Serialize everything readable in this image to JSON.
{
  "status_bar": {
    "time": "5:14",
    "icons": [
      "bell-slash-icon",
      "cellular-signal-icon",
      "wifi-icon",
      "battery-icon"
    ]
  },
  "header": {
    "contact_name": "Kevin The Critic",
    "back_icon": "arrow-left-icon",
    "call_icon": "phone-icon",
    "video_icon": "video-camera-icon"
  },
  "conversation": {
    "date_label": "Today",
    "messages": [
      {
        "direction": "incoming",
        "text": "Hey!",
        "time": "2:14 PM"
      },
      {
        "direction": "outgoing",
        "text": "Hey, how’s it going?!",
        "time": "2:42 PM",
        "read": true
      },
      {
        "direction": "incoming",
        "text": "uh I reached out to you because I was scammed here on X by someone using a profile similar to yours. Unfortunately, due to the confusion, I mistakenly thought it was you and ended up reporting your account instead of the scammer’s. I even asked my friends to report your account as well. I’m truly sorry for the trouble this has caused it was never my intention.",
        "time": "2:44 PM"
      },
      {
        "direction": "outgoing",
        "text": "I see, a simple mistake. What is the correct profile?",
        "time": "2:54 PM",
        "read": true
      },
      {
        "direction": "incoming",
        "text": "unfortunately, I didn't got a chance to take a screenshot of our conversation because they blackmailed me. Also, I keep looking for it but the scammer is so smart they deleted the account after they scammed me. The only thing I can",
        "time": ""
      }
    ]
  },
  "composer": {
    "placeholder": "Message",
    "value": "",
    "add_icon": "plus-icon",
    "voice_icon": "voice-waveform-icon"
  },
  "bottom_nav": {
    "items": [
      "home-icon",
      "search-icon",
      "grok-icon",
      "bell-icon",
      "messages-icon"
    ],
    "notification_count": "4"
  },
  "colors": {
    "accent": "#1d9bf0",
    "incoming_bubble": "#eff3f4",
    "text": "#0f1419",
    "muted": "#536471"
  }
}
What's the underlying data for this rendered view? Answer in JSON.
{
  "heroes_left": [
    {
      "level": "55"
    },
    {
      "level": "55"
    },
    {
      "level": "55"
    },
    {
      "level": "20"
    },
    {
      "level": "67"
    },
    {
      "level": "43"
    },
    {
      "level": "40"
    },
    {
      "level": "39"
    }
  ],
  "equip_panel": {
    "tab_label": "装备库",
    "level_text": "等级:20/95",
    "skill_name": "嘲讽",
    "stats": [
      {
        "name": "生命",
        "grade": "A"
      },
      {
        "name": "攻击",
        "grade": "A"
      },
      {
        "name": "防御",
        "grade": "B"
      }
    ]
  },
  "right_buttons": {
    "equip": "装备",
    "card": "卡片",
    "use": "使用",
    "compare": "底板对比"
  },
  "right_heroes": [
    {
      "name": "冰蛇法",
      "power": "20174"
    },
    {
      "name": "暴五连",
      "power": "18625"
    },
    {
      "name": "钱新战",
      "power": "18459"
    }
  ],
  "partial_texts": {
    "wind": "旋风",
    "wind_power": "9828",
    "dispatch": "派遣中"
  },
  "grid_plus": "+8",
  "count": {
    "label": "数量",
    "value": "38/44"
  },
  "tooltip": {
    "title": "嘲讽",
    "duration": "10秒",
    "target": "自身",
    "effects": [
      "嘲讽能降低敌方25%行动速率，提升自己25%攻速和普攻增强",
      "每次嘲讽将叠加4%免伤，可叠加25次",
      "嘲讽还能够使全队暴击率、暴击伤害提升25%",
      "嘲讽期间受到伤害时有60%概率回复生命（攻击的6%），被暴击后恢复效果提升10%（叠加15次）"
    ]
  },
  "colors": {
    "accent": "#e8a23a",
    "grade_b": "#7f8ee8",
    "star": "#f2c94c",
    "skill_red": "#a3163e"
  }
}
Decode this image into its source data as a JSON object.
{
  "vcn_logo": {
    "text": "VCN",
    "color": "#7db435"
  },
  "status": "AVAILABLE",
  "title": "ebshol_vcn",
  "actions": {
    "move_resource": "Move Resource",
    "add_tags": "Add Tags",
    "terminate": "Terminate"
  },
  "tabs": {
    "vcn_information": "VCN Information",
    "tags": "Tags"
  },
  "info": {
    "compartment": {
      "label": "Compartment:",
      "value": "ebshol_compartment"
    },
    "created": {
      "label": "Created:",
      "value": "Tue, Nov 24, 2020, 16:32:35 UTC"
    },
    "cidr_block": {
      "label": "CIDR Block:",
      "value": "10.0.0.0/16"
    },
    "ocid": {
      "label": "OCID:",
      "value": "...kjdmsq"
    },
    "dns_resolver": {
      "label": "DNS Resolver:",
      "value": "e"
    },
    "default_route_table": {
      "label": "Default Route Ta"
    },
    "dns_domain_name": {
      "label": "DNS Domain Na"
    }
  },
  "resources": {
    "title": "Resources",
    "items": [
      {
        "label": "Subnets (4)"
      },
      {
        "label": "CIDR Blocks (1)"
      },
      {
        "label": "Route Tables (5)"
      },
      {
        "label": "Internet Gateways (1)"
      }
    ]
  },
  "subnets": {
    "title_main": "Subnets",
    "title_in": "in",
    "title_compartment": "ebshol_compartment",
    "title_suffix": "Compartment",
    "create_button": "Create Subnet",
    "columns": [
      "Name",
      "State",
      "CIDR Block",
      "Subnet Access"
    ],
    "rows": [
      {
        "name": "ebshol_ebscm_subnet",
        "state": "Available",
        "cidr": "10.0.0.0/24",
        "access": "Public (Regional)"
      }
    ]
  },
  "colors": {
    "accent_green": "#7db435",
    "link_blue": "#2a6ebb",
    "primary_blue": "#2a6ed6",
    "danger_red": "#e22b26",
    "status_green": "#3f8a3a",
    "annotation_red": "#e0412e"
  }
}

************

Given request — Copy out every line from the data above that has "time" in it.

Problem solution —
    "time": "5:14",
        "time": "2:14 PM"
        "time": "2:42 PM",
        "time": "2:44 PM"
        "time": "2:54 PM",
        "time": ""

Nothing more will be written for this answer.